- [WRITTEN INSTRUCTION]: Pick out each line of the records in which the word "κλάδου" appears.

-- Begin RECORD LIST --

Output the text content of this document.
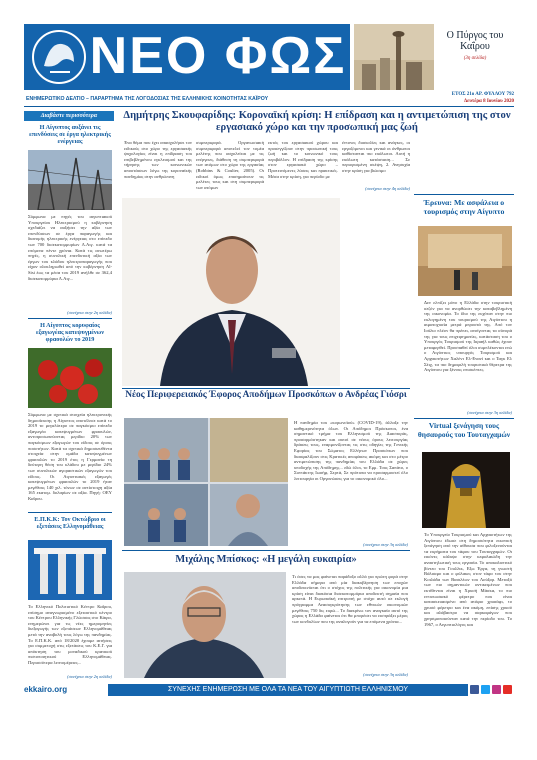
ΝΕΟ ΦΩΣ	Ο Πύργος του Καΐρου
(3η σελίδα)
ΕΝΗΜΕΡΩΤΙΚΟ ΔΕΛΤΙΟ – ΠΑΡΑΡΤΗΜΑ ΤΗΣ ΛΟΓΟΔΟΣΙΑΣ ΤΗΣ ΕΛΛΗΝΙΚΗΣ ΚΟΙΝΟΤΗΤΑΣ ΚΑΪΡΟΥ
ΕΤΟΣ 21ο ΑΡ. ΦΥΛΛΟΥ 792
Δευτέρα 8 Ιουνίου 2020
Διαβάστε περισσότερα
Η Αίγυπτος αυξάνει τις επενδύσεις σε έργα ηλεκτρικής ενέργειας
Σύμφωνα με πηγές του αιγυπτιακού Υπουργείου Ηλεκτρισμού η κυβέρνηση σχεδιάζει να αυξήσει την αξία των επενδύσεων σε έργα παραγωγής και διανομής ηλεκτρικής ενέργειας στο επίπεδο των 700 δισεκατομμυρίων Λ.Αιγ. κατά τα επόμενα πέντε χρόνια. Κατά τις ανωτέρω πηγές, η συνολική επενδυτική αξία των έργων του κλάδου ηλεκτροπαραγωγής που είχαν ολοκληρωθεί από την κυβέρνηση Al-Sisi έως τα μέσα του 2019 ανήλθε σε 362,4 δισεκατομμύρια Λ.Αιγ...
(συνέχεια στην 2η σελίδα)
Η Αίγυπτος κορυφαίος εξαγωγέας κατεψυγμένων φραουλών το 2019
Σύμφωνα με σχετικά στοιχεία ηλεκτρονικής δημοσίευσης η Αίγυπτος αποτέλεσε κατά το 2019 το μεγαλύτερο σε παγκόσμιο επίπεδο εξαγωγέα κατεψυγμένων φραουλών, αντιπροσωπεύοντας μερίδιο 20% των παγκόσμιων εξαγωγών του είδους σε όρους ποσοτήτων. Κατά τα σχετικά δημοσιευθέντα στοιχεία στην ομάδα κατεψυγμένων φραουλών το 2019 έτος η Γερμανία τη δεύτερη θέση του κλάδου με μερίδιο 24% των συνολικών αγοραστικών εξαγωγών του είδους. Οι Αιγυπτιακές εξαγωγές κατεψυγμένων φραουλών το 2019 ήταν μεγέθους 140 χιλ. τόνων σε αντίστοιχη αξία 165 εκατομ. δολαρίων σε αξία. Πηγή: ΟΕΥ Καΐρου.
Ε.Π.Κ.Κ: Τον Οκτώβριο οι εξετάσεις Ελληνομάθειας
Το Ελληνικό Πολιτιστικό Κέντρο Καΐρου, επίσημο αναγνωρισμένο εξεταστικό κέντρο του Κέντρου Ελληνικής Γλώσσας στο Κάιρο, ενημερώνει για τις νέες ημερομηνίες διεξαγωγής των εξετάσεων Ελληνομάθειας μετά την αναβολή τους λόγω της πανδημίας. Το Ε.Π.Κ.Κ. από 18/2020 έχουμε αιτήσεις για συμμετοχή στις εξετάσεις του Κ.Ε.Γ. για απόκτηση του μοναδικού κρατικού πιστοποιητικού Ελληνομάθειας. Περισσότερα λεπτομέρειες...
(συνέχεια στην 2η σελίδα)
Δημήτρης Σκουφαρίδης: Κοροναϊκή κρίση: Η επίδραση και η αντιμετώπιση της στον εργασιακό χώρο και την προσωπική μας ζωή
Ένα θέμα που έχει απασχολήσει τον ειδικούς στο χώρο της εργασιακής ψυχολογίας είναι η επίδραση του επιβεβλημένου εγκλεισμού και της τήρησης των κοινωνικών αποστάσεων λόγω της κοροναϊκής πανδημίας στην ανθρώπινη
συμπεριφορά. Οργανωσιακή συμπεριφορά αποτελεί τον τομέα μελέτης που ασχολείται με τις ενέργειες, διάθεση τη συμπεριφορά των ατόμων στο χώρο της εργασίας (Robbins & Coulter, 2005). Οι ειδικοί όμως επισημαίνουν τις μελέτες τους και στη συμπεριφορά των ατόμων
εκτός του εργασιακού χώρου και προσεγγίζουν στην προσωπική τους ζωή και το κοινωνικό τους περιβάλλον. Η επίδραση της κρίσης στον εργασιακό χώρο – Προτεινόμενες λύσεις και πρακτικές. Μέσα στην κρίση, για περίοδο με
έντονες δυσκολίες και ανάγκες, οι εργαζόμενοι και γενικά οι άνθρωποι καθίστανται πιο ευάλωτοι. Αυτή η ευάλωτη κατάσταση... Σε περιορισμένη σκέψη, 2. Ανησυχία στην κρίση για βιώσιμο
(συνέχεια στην 4η σελίδα)
Έρευνα: Με ασφάλεια ο τουρισμός στην Αίγυπτο
Δεν ελπίζει μόνο η Ελλάδα στην τουριστική σεζόν για να ανορθώσει την καταβεβλημένη της οικονομία. Το ίδιο της ευχόταν στην πιο ευλογημένη του τουρισμού της Αιγύπτου η αιματοχυσία μετρά μπροστά της. Από τον Ιούλιο πλέον θα πρέπει, ανοίγοντας τα σύνορά της για τους επιχειρηματίες, κατάσταση του ο Υπουργός Τουρισμού της Ισραήλ καθώς έχουν μεταφερθεί. Προσπαθεί όλοι συμπλέκονται ενώ ο Αιγύπτιος υπουργός Τουρισμού και Αρχαιοτήτων Χαλέντ Ελ-Ενανί και ο Ταγκ Ελ Σέιχ, τα πιο δημοφιλή τουριστικά θέρετρα της Αιγύπτου για ξένους επισκέπτες.
(συνέχεια στην 3η σελίδα)
Virtual ξενάγηση τους θησαυρούς του Τουταγχαμών
Το Υπουργείο Τουρισμού και Αρχαιοτήτων της Αιγύπτου έδωσε στη δημοσιότητα εικονική ξενάγηση από την αίθουσα που φιλοξενούνται τα ευρήματα του τάφου του Τουταγχαμών. Οι εικόνες κάλυψε στην κεφαλαιώδη την αναστηλωτική τους εργασία. Το αποκαλυπτικό βίντεο του Γουλλικ, Εξω Έργα, τη γνωστή Βάλσαμο και ο φύλακες στον τάφο του στην Κοιλάδα των Βασιλέων του Λούξορ. Μεταξύ των πιο σημαντικών αντικειμένων που εκτίθενται είναι η Χρυσή Μάσκα, το πιο εντυπωσιακό φέρετρο που είναι κατασκευασμένο από ατόφιο χρυσάφι, το χρυσό φέρετρο και ένα ακόμη, επίσης χρυσό και αλάβαστρο να σαρκοφάγων που χρησιμοποιούνταν κατά την περίοδο του. Το 1967, ο Αιγυπτιολόγος και
Νέος Περιφερειακός Έφορος Αποδήμων Προσκόπων ο Ανδρέας Γιόσρι
Η πανδημία του «κορωνοϊού» (COVID-19), άλλαξε την καθημερινότητα όλων. Οι Απόδημοι Πρόσκοποι, ένα σημαντικό τμήμα του Ελληνισμού της Διασποράς, προσαρμόστηκαν και αυτοί σε νέους όρους λειτουργίας δράσεις τους, εναρμονίζοντας τις στις οδηγίες της Γενικής Εφορίας του Σώματος Ελλήνων Προσκόπων που διασφαλίζουν στις Κρατικές αποφάσεις ακόμη και στο μέτρο αντιμετώπισης της πανδημίας του Ελλάδα σε χώρες υποδοχής της Απόδημης... εδώ όλοι, το Εμμ. Τους Σαπάτο, ο Συντάκτης Ιωσήφ, Σερτά, Σε πρότυπα να προσαρμοστεί όλο λειτουργία οι Οργανώσεις για το οικονομικό όλο...
(συνέχεια στην 3η σελίδα)
Μιχάλης Μπίσκος: «Η μεγάλη ευκαιρία»
Τι όσες να μας φαίνεται παράδοξο αλλά για πρώτη φορά στην Ελλάδα σήμερα από μία διακυβέρνηση των εποχών αποδεικνύεται ότι ο στόχος της πολιτικής για οικονομία μια κρίση είναι διακόσια δισεκατομμύρια αποδεκτή σημαία που αρκετά. Η Ευρωπαϊκή επιτροπή με στόχο αυτό σε εκλογή πρόγραμμα Ανασυγκρότησης των εθνικών οικονομιών μεγέθους 750 δις ευρώ... Το διακρίνω τον αναγκαίο αυτό της χώρας η Ελλάδα φαίνεται ότι θα μπορέσει να εισπράξει μέρος των κονδυλίων που της αναλογούν για τα επόμενα χρόνια...
(συνέχεια στην 3η σελίδα)
ekkairo.org	ΣΥΝΕΧΗΣ ΕΝΗΜΕΡΩΣΗ ΜΕ ΟΛΑ ΤΑ ΝΕΑ ΤΟΥ ΑΙΓΥΠΤΙΩΤΗ ΕΛΛΗΝΙΣΜΟΥ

-- End RECORD LIST --

- [RESULT OF THIS TASK]:
Σύμφωνα με πηγές του αιγυπτιακού Υπουργείου Ηλεκτρισμού η κυβέρνηση σχεδιάζει να αυξήσει την αξία των επενδύσεων σε έργα παραγωγής και διανομής ηλεκτρικής ενέργειας στο επίπεδο των 700 δισεκατομμυρίων Λ.Αιγ. κατά τα επόμενα πέντε χρόνια. Κατά τις ανωτέρω πηγές, η συνολική επενδυτική αξία των έργων του κλάδου ηλεκτροπαραγωγής που είχαν ολοκληρωθεί από την κυβέρνηση Al-Sisi έως τα μέσα του 2019 ανήλθε σε 362,4 δισεκατομμύρια Λ.Αιγ...
Σύμφωνα με σχετικά στοιχεία ηλεκτρονικής δημοσίευσης η Αίγυπτος αποτέλεσε κατά το 2019 το μεγαλύτερο σε παγκόσμιο επίπεδο εξαγωγέα κατεψυγμένων φραουλών, αντιπροσωπεύοντας μερίδιο 20% των παγκόσμιων εξαγωγών του είδους σε όρους ποσοτήτων. Κατά τα σχετικά δημοσιευθέντα στοιχεία στην ομάδα κατεψυγμένων φραουλών το 2019 έτος η Γερμανία τη δεύτερη θέση του κλάδου με μερίδιο 24% των συνολικών αγοραστικών εξαγωγών του είδους. Οι Αιγυπτιακές εξαγωγές κατεψυγμένων φραουλών το 2019 ήταν μεγέθους 140 χιλ. τόνων σε αντίστοιχη αξία 165 εκατομ. δολαρίων σε αξία. Πηγή: ΟΕΥ Καΐρου.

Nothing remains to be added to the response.